AIM
Keep only the lines that hold the string "from", filtering out the rest of the entries below.

INFORMATION PROVIDED

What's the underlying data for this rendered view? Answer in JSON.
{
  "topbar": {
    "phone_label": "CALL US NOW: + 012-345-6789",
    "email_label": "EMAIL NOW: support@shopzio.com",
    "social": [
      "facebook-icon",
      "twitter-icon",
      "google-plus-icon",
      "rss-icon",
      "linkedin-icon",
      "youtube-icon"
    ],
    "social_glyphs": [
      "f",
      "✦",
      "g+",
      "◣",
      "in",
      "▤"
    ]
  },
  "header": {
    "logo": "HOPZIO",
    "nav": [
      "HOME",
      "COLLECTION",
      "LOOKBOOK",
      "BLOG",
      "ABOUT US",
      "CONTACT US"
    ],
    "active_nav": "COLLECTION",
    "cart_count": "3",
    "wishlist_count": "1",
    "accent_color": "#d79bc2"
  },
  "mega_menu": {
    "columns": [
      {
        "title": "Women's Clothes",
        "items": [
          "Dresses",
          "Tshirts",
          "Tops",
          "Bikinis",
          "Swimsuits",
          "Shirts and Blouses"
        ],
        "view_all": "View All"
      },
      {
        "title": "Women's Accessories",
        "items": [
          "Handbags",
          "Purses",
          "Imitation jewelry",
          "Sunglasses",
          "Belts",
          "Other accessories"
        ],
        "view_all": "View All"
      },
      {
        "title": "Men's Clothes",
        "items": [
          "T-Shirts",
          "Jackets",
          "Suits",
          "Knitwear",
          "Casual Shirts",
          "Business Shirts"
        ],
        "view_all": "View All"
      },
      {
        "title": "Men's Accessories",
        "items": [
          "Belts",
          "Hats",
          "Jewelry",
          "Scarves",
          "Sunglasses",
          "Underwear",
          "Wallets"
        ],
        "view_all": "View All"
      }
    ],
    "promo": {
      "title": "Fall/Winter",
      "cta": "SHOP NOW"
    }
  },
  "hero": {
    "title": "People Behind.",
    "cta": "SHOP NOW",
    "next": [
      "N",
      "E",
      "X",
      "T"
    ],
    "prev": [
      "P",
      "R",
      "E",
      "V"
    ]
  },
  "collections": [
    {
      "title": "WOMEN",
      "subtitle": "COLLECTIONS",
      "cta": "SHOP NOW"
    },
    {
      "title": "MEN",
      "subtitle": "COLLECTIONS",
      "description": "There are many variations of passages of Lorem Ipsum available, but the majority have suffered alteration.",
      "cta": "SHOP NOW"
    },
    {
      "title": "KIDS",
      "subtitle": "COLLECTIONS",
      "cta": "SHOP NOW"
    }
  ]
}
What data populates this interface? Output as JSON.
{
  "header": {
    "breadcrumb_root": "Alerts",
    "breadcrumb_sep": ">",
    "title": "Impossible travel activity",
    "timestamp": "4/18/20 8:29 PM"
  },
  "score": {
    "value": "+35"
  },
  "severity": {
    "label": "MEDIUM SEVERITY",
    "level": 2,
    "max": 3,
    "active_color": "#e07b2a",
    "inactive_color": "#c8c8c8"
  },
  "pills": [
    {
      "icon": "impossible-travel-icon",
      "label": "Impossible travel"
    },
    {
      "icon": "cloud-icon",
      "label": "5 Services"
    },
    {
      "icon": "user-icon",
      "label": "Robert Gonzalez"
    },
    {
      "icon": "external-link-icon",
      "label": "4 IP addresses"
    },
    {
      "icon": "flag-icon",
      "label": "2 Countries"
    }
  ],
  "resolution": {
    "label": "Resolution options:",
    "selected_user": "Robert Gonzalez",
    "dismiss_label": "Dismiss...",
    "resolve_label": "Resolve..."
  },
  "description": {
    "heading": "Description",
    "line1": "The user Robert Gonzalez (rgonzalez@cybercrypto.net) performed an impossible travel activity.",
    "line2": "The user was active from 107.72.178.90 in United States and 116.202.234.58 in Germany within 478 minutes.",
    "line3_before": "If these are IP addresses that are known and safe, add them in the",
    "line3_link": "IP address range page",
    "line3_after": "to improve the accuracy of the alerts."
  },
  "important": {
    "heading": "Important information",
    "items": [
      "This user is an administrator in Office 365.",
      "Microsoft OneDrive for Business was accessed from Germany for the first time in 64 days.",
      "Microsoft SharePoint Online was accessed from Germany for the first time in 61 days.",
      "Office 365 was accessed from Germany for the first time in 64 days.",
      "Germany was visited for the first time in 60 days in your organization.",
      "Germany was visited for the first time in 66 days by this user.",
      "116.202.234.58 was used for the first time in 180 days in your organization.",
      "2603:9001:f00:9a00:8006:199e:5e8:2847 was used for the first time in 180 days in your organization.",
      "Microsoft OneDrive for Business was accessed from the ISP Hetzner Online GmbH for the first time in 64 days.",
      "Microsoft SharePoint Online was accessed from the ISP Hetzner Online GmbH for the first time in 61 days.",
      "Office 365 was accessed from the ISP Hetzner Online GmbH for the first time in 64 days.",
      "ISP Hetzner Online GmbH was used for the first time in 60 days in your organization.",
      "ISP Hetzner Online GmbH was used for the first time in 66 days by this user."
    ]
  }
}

ANSWER TO THIS TASK
    "line2": "The user was active from 107.72.178.90 in United States and 116.202.234.58 in Germany within 478 minutes.",
      "Microsoft OneDrive for Business was accessed from Germany for the first time in 64 days.",
      "Microsoft SharePoint Online was accessed from Germany for the first time in 61 days.",
      "Office 365 was accessed from Germany for the first time in 64 days.",
      "Microsoft OneDrive for Business was accessed from the ISP Hetzner Online GmbH for the first time in 64 days.",
      "Microsoft SharePoint Online was accessed from the ISP Hetzner Online GmbH for the first time in 61 days.",
      "Office 365 was accessed from the ISP Hetzner Online GmbH for the first time in 64 days.",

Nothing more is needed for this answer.